# Stated problem:
Find the string "Manage" in the records. Copy every line it appears in.

[Saved data entries]
__________________________________________________

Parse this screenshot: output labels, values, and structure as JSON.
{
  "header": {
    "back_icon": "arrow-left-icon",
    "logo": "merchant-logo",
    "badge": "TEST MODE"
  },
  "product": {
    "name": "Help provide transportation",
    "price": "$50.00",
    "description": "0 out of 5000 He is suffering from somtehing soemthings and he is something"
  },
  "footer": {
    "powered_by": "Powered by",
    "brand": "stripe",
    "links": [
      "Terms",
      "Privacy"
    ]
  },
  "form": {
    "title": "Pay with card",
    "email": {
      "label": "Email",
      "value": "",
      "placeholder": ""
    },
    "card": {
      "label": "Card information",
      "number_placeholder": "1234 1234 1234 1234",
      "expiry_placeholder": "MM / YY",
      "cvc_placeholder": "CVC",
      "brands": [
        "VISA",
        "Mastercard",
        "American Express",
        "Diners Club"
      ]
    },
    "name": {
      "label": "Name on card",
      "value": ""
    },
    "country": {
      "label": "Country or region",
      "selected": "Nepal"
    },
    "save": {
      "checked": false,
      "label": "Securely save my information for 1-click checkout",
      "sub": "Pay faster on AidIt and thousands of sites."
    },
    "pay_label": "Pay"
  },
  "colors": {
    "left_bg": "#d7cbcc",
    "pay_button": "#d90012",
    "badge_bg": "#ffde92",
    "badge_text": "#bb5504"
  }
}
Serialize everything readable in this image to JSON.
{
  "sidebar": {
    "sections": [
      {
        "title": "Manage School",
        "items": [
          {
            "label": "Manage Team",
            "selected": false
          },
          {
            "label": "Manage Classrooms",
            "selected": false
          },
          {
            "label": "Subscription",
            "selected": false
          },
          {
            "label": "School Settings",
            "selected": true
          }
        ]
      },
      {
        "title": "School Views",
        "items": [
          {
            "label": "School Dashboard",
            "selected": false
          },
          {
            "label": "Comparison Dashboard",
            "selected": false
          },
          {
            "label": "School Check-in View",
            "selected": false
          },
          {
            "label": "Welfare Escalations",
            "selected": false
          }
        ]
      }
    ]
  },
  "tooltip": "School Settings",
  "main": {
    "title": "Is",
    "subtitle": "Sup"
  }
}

__________________________________________________

# Full output:
        "title": "Manage School",
            "label": "Manage Team",
            "label": "Manage Classrooms",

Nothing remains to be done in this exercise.